What the task requires →
Pick every line with "agreed" from the material below.
>> begin Information given
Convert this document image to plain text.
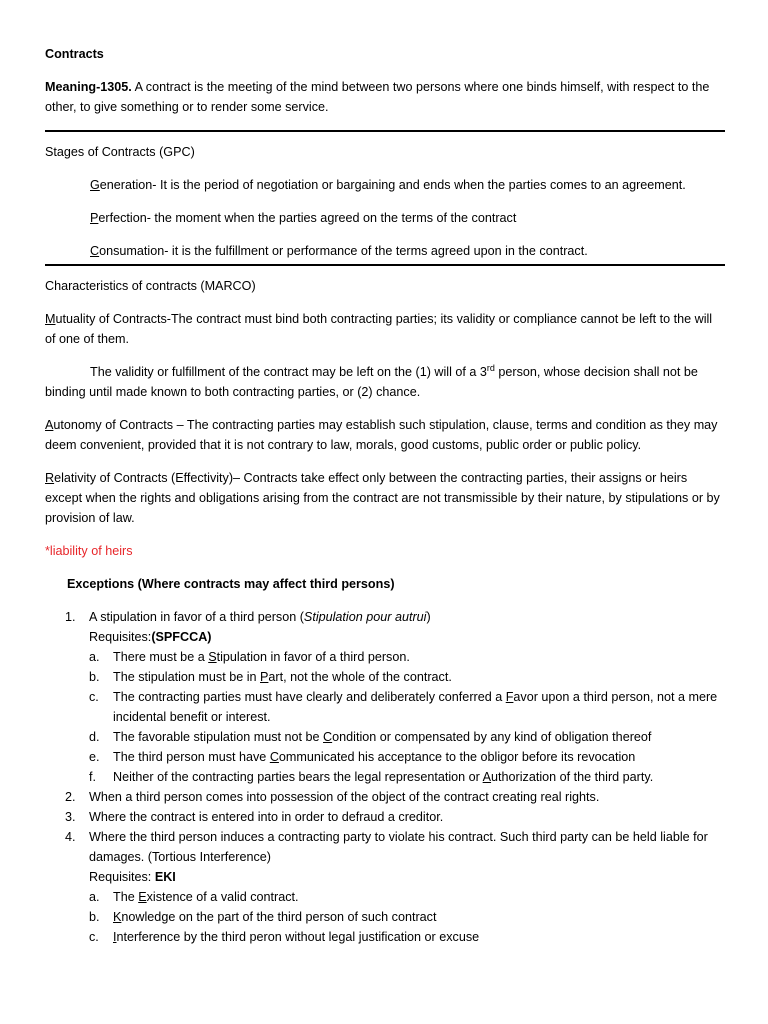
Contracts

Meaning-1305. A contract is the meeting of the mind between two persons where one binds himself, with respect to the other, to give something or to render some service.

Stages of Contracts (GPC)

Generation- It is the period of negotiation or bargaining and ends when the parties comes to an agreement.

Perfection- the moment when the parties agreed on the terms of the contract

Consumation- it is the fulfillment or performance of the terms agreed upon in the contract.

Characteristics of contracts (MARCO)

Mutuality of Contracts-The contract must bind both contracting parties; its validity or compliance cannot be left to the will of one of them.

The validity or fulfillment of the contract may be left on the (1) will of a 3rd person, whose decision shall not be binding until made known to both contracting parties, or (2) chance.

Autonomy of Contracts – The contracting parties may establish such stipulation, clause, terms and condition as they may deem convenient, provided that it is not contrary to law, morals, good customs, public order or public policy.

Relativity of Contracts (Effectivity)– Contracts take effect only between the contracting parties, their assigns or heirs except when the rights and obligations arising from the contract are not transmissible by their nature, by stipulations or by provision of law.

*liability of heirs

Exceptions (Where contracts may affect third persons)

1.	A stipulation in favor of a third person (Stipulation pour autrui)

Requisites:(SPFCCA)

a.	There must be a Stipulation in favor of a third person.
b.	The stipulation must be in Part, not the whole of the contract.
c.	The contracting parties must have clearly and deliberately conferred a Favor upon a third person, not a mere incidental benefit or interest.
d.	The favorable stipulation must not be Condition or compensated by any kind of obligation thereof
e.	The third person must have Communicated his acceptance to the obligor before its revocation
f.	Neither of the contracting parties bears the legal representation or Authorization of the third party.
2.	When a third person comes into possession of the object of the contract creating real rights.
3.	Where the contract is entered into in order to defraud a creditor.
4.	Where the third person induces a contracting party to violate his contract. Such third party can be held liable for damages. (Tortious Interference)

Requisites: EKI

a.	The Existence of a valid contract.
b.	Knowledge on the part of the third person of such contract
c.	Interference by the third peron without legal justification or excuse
>> end Information given
Right answer →
Perfection- the moment when the parties agreed on the terms of the contract
Consumation- it is the fulfillment or performance of the terms agreed upon in the contract.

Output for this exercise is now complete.